### Directive
Your answer should be a single number: the count of lines that include "cash".
(begin)
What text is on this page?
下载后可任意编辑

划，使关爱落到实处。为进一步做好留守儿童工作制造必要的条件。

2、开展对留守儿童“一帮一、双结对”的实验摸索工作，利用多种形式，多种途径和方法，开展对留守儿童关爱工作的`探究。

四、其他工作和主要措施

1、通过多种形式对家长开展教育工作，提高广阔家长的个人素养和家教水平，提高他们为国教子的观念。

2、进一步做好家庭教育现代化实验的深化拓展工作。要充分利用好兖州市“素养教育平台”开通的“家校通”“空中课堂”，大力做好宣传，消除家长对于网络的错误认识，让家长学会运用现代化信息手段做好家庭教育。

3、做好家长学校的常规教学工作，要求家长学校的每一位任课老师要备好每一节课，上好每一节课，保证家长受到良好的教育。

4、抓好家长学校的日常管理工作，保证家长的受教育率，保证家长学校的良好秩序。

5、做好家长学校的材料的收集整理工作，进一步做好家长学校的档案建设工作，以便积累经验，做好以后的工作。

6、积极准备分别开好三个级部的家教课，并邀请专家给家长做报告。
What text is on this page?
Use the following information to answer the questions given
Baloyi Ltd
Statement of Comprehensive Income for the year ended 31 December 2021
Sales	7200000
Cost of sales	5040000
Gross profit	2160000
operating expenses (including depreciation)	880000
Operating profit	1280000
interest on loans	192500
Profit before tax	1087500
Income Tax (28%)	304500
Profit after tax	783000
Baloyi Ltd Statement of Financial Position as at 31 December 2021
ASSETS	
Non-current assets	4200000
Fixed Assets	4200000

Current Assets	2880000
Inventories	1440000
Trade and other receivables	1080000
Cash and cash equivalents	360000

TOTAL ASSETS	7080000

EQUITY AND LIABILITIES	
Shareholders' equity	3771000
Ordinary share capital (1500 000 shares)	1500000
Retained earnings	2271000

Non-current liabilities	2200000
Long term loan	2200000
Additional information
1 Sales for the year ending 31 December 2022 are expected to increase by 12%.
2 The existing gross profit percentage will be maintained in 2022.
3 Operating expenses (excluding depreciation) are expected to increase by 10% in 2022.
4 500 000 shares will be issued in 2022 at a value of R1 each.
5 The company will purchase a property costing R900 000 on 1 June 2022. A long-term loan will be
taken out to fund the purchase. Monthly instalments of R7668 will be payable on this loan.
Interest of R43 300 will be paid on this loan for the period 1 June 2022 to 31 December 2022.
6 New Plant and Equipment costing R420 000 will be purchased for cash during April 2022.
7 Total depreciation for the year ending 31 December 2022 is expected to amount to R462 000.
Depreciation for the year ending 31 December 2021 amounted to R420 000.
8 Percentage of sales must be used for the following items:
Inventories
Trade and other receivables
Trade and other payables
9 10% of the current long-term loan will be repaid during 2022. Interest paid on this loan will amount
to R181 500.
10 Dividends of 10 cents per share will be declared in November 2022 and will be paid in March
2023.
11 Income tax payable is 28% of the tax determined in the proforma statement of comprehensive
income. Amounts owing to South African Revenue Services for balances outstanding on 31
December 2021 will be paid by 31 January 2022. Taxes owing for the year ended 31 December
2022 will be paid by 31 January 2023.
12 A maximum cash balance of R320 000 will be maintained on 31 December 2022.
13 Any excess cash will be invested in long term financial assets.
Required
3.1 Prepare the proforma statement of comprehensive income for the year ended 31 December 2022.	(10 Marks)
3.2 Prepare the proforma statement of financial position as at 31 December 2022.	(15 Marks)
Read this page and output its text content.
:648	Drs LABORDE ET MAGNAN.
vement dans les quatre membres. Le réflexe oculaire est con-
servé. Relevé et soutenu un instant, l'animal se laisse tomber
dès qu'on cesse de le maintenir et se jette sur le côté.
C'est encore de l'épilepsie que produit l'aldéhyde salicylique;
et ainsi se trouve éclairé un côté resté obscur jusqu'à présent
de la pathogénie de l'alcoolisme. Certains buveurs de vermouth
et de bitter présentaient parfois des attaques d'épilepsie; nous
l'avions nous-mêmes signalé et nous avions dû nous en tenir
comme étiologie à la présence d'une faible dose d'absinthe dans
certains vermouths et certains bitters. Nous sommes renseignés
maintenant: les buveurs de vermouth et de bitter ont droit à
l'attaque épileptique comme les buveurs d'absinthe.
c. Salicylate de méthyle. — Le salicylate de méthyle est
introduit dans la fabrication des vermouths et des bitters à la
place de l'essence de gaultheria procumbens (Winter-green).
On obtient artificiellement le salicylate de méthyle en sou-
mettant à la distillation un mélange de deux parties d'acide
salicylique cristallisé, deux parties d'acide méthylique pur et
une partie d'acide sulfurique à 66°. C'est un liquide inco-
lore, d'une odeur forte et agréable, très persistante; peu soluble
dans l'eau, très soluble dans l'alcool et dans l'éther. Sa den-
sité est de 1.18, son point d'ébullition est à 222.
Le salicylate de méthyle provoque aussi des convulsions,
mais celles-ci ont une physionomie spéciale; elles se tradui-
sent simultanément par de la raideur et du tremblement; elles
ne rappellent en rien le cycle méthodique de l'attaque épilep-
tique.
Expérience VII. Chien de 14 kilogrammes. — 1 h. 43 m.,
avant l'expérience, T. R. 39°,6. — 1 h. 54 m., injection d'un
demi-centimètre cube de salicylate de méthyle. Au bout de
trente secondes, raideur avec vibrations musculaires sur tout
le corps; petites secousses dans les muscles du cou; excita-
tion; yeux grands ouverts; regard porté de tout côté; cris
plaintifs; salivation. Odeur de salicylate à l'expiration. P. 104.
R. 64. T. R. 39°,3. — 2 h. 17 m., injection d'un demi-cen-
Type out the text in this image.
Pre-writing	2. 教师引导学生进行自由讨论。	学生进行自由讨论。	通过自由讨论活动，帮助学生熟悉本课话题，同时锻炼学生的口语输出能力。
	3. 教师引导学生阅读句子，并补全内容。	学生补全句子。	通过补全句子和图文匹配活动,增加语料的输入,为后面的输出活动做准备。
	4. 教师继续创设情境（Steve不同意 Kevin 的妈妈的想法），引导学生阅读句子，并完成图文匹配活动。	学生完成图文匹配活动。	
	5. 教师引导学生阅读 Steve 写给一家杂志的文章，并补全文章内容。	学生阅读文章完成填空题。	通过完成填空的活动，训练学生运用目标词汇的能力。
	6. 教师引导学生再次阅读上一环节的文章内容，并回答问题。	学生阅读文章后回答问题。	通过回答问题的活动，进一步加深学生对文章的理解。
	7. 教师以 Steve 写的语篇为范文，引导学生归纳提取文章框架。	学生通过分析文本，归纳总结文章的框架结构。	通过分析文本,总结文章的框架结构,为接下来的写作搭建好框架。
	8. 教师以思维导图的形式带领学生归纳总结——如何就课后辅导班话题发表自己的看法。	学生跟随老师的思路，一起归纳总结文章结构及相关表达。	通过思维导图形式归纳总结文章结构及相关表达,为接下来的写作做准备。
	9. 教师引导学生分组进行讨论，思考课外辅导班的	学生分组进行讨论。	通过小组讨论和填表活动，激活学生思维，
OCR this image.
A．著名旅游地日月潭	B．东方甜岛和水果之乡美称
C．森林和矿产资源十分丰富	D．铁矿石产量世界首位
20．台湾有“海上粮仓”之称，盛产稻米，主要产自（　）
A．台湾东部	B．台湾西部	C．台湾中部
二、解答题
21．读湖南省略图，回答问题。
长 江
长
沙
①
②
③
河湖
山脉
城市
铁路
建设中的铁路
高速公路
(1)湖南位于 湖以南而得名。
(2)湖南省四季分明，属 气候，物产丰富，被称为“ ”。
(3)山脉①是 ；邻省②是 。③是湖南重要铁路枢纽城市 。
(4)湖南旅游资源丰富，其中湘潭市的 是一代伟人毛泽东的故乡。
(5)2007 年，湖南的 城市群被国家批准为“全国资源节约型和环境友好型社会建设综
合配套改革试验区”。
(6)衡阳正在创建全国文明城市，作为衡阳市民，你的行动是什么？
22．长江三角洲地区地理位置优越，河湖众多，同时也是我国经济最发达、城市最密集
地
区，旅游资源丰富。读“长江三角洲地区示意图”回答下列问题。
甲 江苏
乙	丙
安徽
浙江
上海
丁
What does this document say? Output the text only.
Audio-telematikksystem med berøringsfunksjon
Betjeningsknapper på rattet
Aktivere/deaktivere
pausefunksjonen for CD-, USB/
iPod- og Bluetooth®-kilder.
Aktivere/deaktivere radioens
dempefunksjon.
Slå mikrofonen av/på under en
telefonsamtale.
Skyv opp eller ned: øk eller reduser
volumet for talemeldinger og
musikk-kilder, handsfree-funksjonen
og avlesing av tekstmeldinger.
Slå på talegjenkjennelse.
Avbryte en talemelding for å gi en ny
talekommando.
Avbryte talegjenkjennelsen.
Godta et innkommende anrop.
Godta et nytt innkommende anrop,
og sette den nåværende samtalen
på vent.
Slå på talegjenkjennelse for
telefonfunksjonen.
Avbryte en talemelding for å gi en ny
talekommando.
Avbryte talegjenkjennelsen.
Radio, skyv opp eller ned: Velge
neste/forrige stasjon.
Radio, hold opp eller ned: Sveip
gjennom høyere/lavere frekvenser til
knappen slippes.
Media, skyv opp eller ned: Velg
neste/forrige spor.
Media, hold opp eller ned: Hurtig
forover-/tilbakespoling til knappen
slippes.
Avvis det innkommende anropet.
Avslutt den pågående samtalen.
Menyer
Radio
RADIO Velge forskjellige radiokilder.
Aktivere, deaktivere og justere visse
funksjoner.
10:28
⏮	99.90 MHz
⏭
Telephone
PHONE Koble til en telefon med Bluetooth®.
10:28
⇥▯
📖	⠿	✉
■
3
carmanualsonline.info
(end)
### Solution
4